(Dataset records)
━━━━━━━━━━━━━━━━━━━━
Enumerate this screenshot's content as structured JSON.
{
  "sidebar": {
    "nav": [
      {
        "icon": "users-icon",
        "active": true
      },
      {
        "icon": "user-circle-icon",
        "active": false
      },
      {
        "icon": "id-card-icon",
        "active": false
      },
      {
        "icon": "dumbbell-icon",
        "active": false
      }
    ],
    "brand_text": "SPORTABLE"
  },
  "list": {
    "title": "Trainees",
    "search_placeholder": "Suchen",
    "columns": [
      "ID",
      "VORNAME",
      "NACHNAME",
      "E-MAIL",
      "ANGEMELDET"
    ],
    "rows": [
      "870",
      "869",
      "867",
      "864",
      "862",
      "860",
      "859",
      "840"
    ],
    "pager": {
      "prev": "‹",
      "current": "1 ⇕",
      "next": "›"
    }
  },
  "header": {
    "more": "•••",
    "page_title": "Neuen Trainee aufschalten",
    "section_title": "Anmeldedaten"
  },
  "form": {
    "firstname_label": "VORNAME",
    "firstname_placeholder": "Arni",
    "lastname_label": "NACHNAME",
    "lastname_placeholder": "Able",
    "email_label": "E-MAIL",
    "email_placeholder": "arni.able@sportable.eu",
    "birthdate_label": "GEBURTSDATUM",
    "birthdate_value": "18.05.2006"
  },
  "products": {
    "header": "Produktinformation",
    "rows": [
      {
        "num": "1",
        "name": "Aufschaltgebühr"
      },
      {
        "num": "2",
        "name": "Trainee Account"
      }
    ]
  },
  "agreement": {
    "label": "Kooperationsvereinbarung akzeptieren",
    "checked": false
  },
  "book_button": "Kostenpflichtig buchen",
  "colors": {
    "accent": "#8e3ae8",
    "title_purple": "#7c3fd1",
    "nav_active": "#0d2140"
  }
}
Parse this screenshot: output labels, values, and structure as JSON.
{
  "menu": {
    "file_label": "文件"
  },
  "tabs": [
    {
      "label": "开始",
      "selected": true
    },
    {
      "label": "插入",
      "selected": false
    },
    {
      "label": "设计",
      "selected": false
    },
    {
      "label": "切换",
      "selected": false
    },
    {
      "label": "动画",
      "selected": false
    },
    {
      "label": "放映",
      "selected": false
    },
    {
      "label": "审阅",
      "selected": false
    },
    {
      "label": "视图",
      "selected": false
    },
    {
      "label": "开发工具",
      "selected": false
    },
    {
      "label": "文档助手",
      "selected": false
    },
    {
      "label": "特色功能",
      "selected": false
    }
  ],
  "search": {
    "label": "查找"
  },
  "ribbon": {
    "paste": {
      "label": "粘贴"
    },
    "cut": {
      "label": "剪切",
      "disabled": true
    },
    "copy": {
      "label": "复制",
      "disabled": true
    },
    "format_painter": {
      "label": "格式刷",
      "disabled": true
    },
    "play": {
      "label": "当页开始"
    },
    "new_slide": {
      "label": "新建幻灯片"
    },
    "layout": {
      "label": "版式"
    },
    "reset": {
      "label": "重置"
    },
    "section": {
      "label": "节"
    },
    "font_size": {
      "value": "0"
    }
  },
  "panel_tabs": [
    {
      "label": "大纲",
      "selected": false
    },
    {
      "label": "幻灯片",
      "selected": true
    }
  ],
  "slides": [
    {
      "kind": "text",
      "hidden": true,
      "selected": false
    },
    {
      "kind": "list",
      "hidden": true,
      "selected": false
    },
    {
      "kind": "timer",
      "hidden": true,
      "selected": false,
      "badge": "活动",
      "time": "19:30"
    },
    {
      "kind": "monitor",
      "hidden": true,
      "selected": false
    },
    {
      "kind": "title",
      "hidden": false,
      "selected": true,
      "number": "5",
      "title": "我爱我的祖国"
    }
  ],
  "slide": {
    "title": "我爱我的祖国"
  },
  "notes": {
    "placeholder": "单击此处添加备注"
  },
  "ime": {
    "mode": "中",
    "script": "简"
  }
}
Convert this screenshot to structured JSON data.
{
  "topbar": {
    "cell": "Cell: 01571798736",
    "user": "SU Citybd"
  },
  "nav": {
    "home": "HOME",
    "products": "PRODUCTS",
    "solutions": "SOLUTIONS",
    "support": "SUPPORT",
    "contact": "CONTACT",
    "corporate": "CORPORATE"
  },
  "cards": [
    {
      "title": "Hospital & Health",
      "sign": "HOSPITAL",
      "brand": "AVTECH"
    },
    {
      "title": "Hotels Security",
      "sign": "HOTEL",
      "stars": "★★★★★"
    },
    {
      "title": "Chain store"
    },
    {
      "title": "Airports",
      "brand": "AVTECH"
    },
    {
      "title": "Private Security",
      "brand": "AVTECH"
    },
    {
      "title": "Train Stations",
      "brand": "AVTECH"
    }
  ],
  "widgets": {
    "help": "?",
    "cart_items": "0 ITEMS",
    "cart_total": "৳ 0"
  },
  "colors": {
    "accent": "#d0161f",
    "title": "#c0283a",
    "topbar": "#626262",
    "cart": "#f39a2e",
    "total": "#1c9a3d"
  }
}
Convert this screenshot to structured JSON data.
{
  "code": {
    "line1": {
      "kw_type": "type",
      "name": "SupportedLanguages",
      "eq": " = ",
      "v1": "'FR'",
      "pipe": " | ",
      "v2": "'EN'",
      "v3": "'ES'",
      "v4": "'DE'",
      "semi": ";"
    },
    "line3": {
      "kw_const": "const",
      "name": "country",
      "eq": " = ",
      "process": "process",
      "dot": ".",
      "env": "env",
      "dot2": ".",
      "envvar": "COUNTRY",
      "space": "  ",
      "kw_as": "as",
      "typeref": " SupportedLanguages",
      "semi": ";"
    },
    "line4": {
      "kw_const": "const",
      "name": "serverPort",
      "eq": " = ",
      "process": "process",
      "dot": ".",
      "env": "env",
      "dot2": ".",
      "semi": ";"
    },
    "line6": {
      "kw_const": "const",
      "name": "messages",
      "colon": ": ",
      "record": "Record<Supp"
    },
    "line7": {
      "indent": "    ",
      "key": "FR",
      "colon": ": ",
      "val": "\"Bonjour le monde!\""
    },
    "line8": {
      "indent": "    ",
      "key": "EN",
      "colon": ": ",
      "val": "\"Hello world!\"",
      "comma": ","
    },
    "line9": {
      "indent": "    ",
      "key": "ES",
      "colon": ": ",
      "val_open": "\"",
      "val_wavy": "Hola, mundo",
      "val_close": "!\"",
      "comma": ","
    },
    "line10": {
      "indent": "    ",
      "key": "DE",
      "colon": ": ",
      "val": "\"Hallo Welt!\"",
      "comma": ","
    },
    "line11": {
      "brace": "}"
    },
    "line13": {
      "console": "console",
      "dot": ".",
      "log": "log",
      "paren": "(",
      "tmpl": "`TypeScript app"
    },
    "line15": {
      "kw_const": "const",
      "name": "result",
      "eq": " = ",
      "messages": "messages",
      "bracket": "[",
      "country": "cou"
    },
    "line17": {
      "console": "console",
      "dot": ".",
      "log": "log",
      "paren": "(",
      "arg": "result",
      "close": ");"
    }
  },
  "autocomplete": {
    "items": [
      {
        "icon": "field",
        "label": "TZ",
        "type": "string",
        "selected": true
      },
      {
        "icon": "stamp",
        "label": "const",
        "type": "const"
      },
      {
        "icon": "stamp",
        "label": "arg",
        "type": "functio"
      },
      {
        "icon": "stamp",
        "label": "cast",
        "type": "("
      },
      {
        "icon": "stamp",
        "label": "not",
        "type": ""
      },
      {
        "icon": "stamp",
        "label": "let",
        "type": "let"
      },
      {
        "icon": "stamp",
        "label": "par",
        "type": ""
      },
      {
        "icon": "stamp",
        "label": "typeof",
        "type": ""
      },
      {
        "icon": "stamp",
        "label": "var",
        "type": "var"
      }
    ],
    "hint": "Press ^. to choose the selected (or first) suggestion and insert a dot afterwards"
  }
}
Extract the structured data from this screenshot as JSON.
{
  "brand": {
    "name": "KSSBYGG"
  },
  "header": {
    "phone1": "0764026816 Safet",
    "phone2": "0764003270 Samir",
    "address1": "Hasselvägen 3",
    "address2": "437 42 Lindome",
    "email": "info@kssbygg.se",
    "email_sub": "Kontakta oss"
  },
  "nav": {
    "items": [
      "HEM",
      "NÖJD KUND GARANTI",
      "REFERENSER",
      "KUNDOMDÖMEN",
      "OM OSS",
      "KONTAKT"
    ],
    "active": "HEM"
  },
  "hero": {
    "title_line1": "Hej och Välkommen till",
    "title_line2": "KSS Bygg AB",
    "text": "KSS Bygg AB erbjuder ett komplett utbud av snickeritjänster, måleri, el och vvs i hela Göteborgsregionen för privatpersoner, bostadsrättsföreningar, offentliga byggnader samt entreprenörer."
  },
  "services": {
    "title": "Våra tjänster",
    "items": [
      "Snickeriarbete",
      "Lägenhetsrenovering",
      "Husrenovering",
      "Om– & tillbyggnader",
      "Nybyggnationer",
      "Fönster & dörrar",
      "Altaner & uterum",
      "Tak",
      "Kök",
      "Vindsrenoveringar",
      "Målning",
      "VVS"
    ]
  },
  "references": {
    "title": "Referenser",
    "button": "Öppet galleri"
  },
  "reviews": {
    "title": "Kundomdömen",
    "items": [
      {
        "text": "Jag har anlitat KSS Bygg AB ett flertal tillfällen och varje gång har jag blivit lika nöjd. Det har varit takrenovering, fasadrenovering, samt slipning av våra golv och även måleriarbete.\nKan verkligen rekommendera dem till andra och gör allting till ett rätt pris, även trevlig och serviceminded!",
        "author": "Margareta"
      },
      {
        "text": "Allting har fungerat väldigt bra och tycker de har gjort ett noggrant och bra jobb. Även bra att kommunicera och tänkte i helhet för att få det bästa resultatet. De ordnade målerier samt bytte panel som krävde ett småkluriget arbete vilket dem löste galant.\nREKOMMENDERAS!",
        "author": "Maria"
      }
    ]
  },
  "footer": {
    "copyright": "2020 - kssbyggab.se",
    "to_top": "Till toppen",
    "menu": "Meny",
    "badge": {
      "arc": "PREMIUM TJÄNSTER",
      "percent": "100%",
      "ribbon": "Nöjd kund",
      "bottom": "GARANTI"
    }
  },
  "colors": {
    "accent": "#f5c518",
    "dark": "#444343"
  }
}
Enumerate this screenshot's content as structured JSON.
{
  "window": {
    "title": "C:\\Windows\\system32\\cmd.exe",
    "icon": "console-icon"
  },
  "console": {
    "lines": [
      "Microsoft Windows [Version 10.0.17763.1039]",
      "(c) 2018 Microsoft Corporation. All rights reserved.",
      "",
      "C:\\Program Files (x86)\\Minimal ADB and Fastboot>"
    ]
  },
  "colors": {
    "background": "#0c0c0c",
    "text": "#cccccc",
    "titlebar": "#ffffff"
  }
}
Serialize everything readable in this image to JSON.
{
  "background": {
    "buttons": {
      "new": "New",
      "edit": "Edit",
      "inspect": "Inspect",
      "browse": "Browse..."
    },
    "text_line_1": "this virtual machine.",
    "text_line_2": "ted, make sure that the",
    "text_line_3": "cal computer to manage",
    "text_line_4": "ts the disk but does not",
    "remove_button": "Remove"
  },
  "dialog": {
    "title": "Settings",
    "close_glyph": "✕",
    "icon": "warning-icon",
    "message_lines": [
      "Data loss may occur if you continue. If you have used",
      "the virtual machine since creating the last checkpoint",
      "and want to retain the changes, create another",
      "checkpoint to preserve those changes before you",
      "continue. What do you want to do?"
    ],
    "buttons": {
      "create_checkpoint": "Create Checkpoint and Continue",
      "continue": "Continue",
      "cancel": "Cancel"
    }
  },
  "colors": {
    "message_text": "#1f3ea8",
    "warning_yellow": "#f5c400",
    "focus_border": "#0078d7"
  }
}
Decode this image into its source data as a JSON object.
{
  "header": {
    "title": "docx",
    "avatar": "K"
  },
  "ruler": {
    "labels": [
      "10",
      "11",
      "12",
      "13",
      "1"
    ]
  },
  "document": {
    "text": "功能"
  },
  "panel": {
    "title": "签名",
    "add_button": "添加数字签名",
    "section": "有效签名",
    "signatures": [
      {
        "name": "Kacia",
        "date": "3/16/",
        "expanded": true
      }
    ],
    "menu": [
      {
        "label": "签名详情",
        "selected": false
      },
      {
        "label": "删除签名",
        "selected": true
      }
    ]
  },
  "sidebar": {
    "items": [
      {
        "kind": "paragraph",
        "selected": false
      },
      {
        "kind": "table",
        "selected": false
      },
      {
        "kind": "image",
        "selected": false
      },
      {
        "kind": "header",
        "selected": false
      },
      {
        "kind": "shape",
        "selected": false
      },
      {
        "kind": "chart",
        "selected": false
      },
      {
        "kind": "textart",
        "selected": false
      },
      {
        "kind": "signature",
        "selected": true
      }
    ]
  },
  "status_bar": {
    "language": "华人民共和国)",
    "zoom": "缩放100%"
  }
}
━━━━━━━━━━━━━━━━━━━━
Report each line of the material above where the word "image" appears.

Serialize everything readable in this image to JSON.
Decode this image into its source data as a JSON object.
        "kind": "image",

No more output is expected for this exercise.